══ RECORDS TO USE

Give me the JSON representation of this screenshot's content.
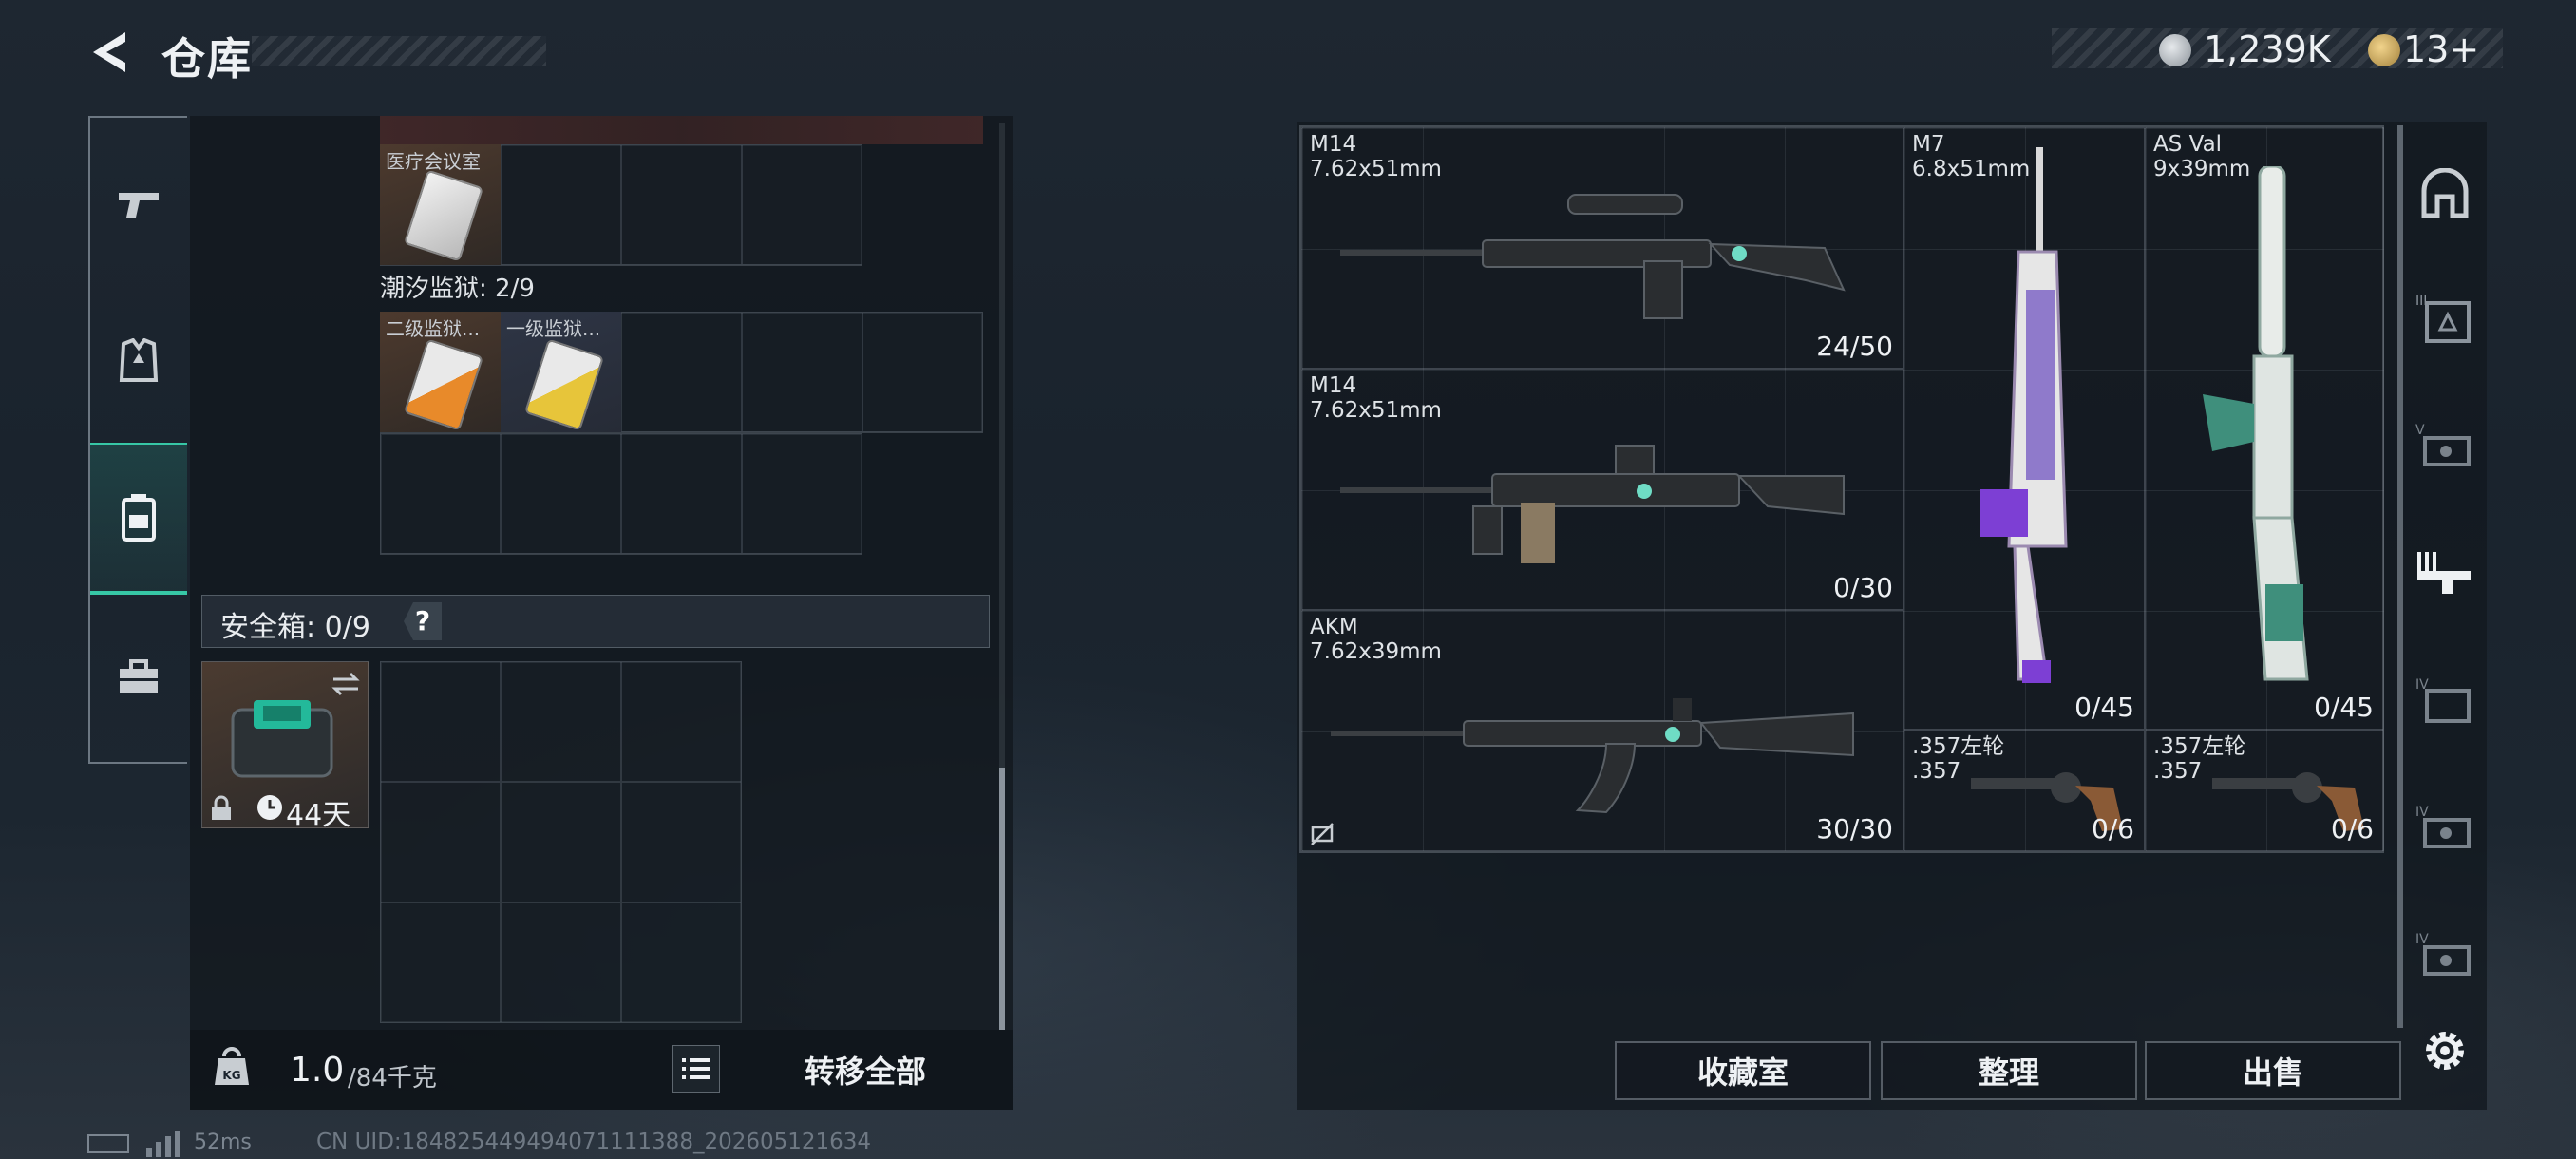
{
  "header": {
    "title": "仓库",
    "money": "1,239K",
    "tickets": "13+"
  },
  "left_nav": {
    "items": [
      {
        "name": "weapons"
      },
      {
        "name": "armor"
      },
      {
        "name": "backpack",
        "active": true
      },
      {
        "name": "toolbox"
      }
    ]
  },
  "storage": {
    "medical_item_label": "医疗会议室",
    "section_prison": "潮汐监狱: 2/9",
    "prison_items": [
      "二级监狱...",
      "一级监狱..."
    ],
    "safebox_label": "安全箱: 0/9",
    "safebox_help": "?",
    "safebox_timer": "44天"
  },
  "footer": {
    "weight_value": "1.0",
    "weight_capacity": "/84千克",
    "transfer_all": "转移全部",
    "status_ping": "52ms",
    "uid": "CN UID:184825449494071111388_202605121634"
  },
  "weapons": [
    {
      "name": "M14",
      "caliber": "7.62x51mm",
      "ammo": "24/50"
    },
    {
      "name": "M14",
      "caliber": "7.62x51mm",
      "ammo": "0/30"
    },
    {
      "name": "AKM",
      "caliber": "7.62x39mm",
      "ammo": "30/30"
    },
    {
      "name": "M7",
      "caliber": "6.8x51mm",
      "ammo": "0/45"
    },
    {
      "name": "AS Val",
      "caliber": "9x39mm",
      "ammo": "0/45"
    },
    {
      "name": ".357左轮",
      "caliber": ".357",
      "ammo": "0/6"
    },
    {
      "name": ".357左轮",
      "caliber": ".357",
      "ammo": "0/6"
    }
  ],
  "actions": {
    "collection": "收藏室",
    "organize": "整理",
    "sell": "出售"
  },
  "colors": {
    "accent": "#37c7a6",
    "background": "#1e2731"
  }
}
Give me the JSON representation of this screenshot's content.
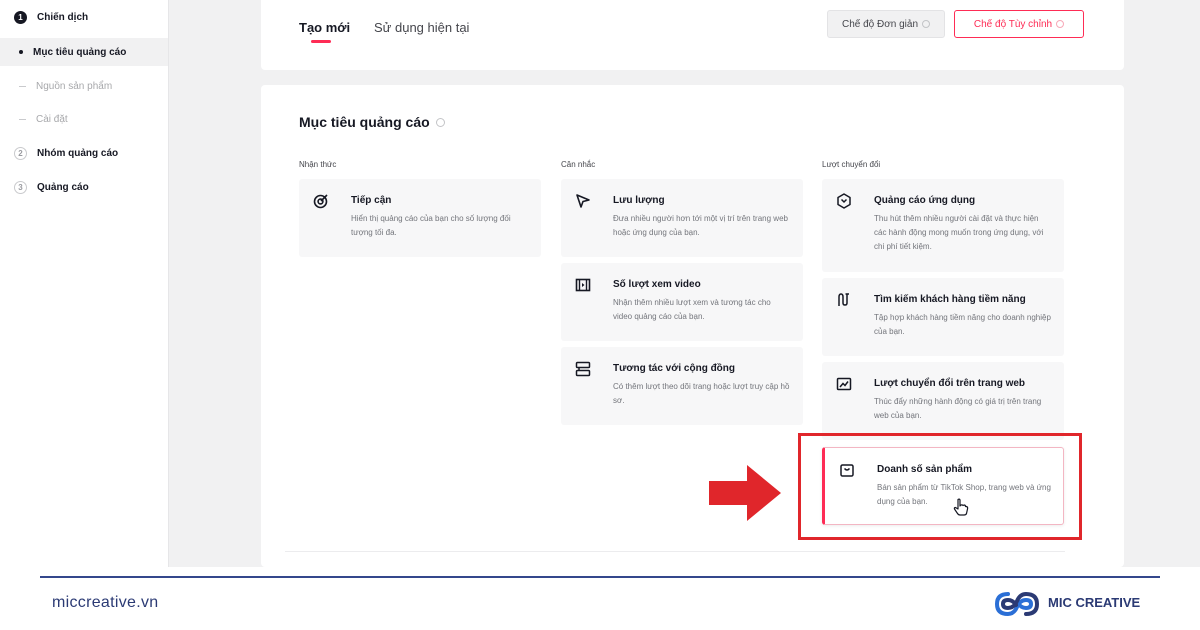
{
  "sidebar": {
    "steps": [
      {
        "num": "1",
        "label": "Chiến dịch"
      },
      {
        "num": "2",
        "label": "Nhóm quảng cáo"
      },
      {
        "num": "3",
        "label": "Quảng cáo"
      }
    ],
    "substeps": [
      "Mục tiêu quảng cáo",
      "Nguồn sản phẩm",
      "Cài đặt"
    ]
  },
  "header": {
    "tabs": [
      "Tạo mới",
      "Sử dụng hiện tại"
    ],
    "mode_simple": "Chế độ Đơn giản",
    "mode_custom": "Chế độ Tùy chỉnh"
  },
  "main": {
    "title": "Mục tiêu quảng cáo",
    "columns": [
      "Nhận thức",
      "Cân nhắc",
      "Lượt chuyển đổi"
    ],
    "objectives": {
      "reach": {
        "title": "Tiếp cận",
        "desc": "Hiển thị quảng cáo của bạn cho số lượng đối tượng tối đa.",
        "icon": "target-icon"
      },
      "traffic": {
        "title": "Lưu lượng",
        "desc": "Đưa nhiều người hơn tới một vị trí trên trang web hoặc ứng dụng của bạn.",
        "icon": "cursor-arrow-icon"
      },
      "video_views": {
        "title": "Số lượt xem video",
        "desc": "Nhận thêm nhiều lượt xem và tương tác cho video quảng cáo của bạn.",
        "icon": "video-icon"
      },
      "community": {
        "title": "Tương tác với cộng đồng",
        "desc": "Có thêm lượt theo dõi trang hoặc lượt truy cập hồ sơ.",
        "icon": "community-icon"
      },
      "app_promotion": {
        "title": "Quảng cáo ứng dụng",
        "desc": "Thu hút thêm nhiều người cài đặt và thực hiện các hành động mong muốn trong ứng dụng, với chi phí tiết kiệm.",
        "icon": "app-icon"
      },
      "lead_gen": {
        "title": "Tìm kiếm khách hàng tiềm năng",
        "desc": "Tập hợp khách hàng tiềm năng cho doanh nghiệp của bạn.",
        "icon": "funnel-icon"
      },
      "web_conversions": {
        "title": "Lượt chuyển đổi trên trang web",
        "desc": "Thúc đẩy những hành động có giá trị trên trang web của bạn.",
        "icon": "chart-icon"
      },
      "product_sales": {
        "title": "Doanh số sản phẩm",
        "desc": "Bán sản phẩm từ TikTok Shop, trang web và ứng dụng của bạn.",
        "icon": "shopping-bag-icon"
      }
    }
  },
  "footer": {
    "website": "miccreative.vn",
    "brand": "MIC CREATIVE"
  },
  "colors": {
    "accent": "#fe2c55",
    "highlight": "#e0262b",
    "footer": "#2b3a74"
  }
}
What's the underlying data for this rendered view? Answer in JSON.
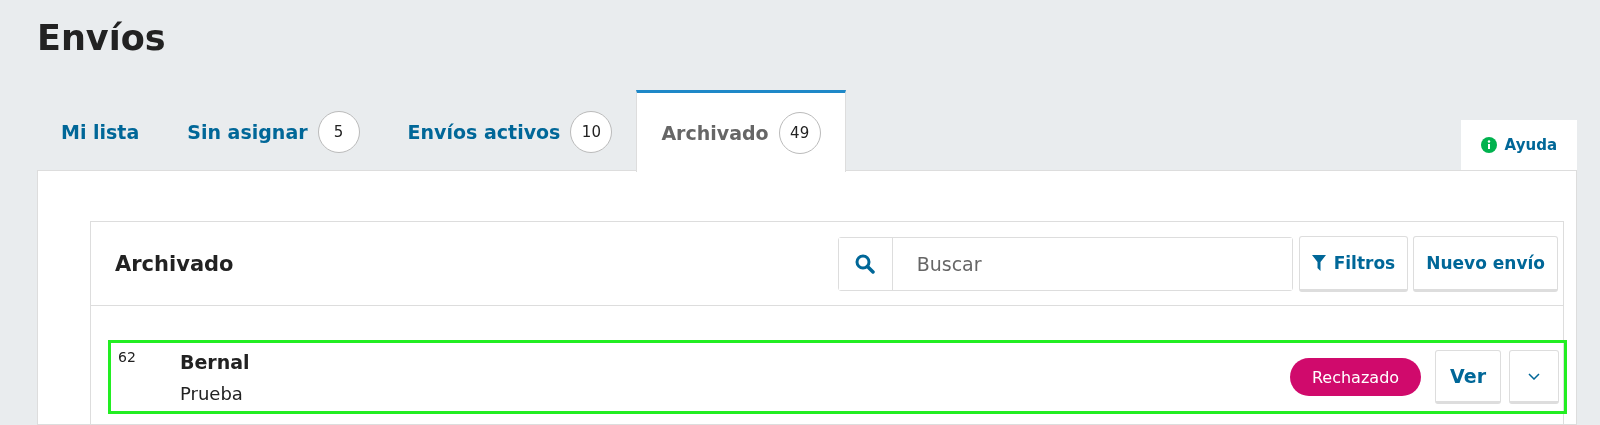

════

## AIM
Pictures are excluded; repeat every record exactly.

## SOLUTION
Give me the JSON representation of this screenshot's content.
{
  "header": {
    "title": "仓库",
    "money": "1,239K",
    "tickets": "13+"
  },
  "left_nav": {
    "items": [
      {
        "name": "weapons"
      },
      {
        "name": "armor"
      },
      {
        "name": "backpack",
        "active": true
      },
      {
        "name": "toolbox"
      }
    ]
  },
  "storage": {
    "medical_item_label": "医疗会议室",
    "section_prison": "潮汐监狱: 2/9",
    "prison_items": [
      "二级监狱...",
      "一级监狱..."
    ],
    "safebox_label": "安全箱: 0/9",
    "safebox_help": "?",
    "safebox_timer": "44天"
  },
  "footer": {
    "weight_value": "1.0",
    "weight_capacity": "/84千克",
    "transfer_all": "转移全部",
    "status_ping": "52ms",
    "uid": "CN UID:184825449494071111388_202605121634"
  },
  "weapons": [
    {
      "name": "M14",
      "caliber": "7.62x51mm",
      "ammo": "24/50"
    },
    {
      "name": "M14",
      "caliber": "7.62x51mm",
      "ammo": "0/30"
    },
    {
      "name": "AKM",
      "caliber": "7.62x39mm",
      "ammo": "30/30"
    },
    {
      "name": "M7",
      "caliber": "6.8x51mm",
      "ammo": "0/45"
    },
    {
      "name": "AS Val",
      "caliber": "9x39mm",
      "ammo": "0/45"
    },
    {
      "name": ".357左轮",
      "caliber": ".357",
      "ammo": "0/6"
    },
    {
      "name": ".357左轮",
      "caliber": ".357",
      "ammo": "0/6"
    }
  ],
  "actions": {
    "collection": "收藏室",
    "organize": "整理",
    "sell": "出售"
  },
  "colors": {
    "accent": "#37c7a6",
    "background": "#1e2731"
  }
}
Give me the JSON representation of this screenshot's content.
{
  "sidebar": {
    "steps": [
      {
        "num": "1",
        "label": "Chiến dịch"
      },
      {
        "num": "2",
        "label": "Nhóm quảng cáo"
      },
      {
        "num": "3",
        "label": "Quảng cáo"
      }
    ],
    "substeps": [
      "Mục tiêu quảng cáo",
      "Nguồn sản phẩm",
      "Cài đặt"
    ]
  },
  "header": {
    "tabs": [
      "Tạo mới",
      "Sử dụng hiện tại"
    ],
    "mode_simple": "Chế độ Đơn giản",
    "mode_custom": "Chế độ Tùy chỉnh"
  },
  "main": {
    "title": "Mục tiêu quảng cáo",
    "columns": [
      "Nhận thức",
      "Cân nhắc",
      "Lượt chuyển đổi"
    ],
    "objectives": {
      "reach": {
        "title": "Tiếp cận",
        "desc": "Hiển thị quảng cáo của bạn cho số lượng đối tượng tối đa.",
        "icon": "target-icon"
      },
      "traffic": {
        "title": "Lưu lượng",
        "desc": "Đưa nhiều người hơn tới một vị trí trên trang web hoặc ứng dụng của bạn.",
        "icon": "cursor-arrow-icon"
      },
      "video_views": {
        "title": "Số lượt xem video",
        "desc": "Nhận thêm nhiều lượt xem và tương tác cho video quảng cáo của bạn.",
        "icon": "video-icon"
      },
      "community": {
        "title": "Tương tác với cộng đồng",
        "desc": "Có thêm lượt theo dõi trang hoặc lượt truy cập hồ sơ.",
        "icon": "community-icon"
      },
      "app_promotion": {
        "title": "Quảng cáo ứng dụng",
        "desc": "Thu hút thêm nhiều người cài đặt và thực hiện các hành động mong muốn trong ứng dụng, với chi phí tiết kiệm.",
        "icon": "app-icon"
      },
      "lead_gen": {
        "title": "Tìm kiếm khách hàng tiềm năng",
        "desc": "Tập hợp khách hàng tiềm năng cho doanh nghiệp của bạn.",
        "icon": "funnel-icon"
      },
      "web_conversions": {
        "title": "Lượt chuyển đổi trên trang web",
        "desc": "Thúc đẩy những hành động có giá trị trên trang web của bạn.",
        "icon": "chart-icon"
      },
      "product_sales": {
        "title": "Doanh số sản phẩm",
        "desc": "Bán sản phẩm từ TikTok Shop, trang web và ứng dụng của bạn.",
        "icon": "shopping-bag-icon"
      }
    }
  },
  "footer": {
    "website": "miccreative.vn",
    "brand": "MIC CREATIVE"
  },
  "colors": {
    "accent": "#fe2c55",
    "highlight": "#e0262b",
    "footer": "#2b3a74"
  }
}
What's the underlying data for this rendered view? Answer in JSON.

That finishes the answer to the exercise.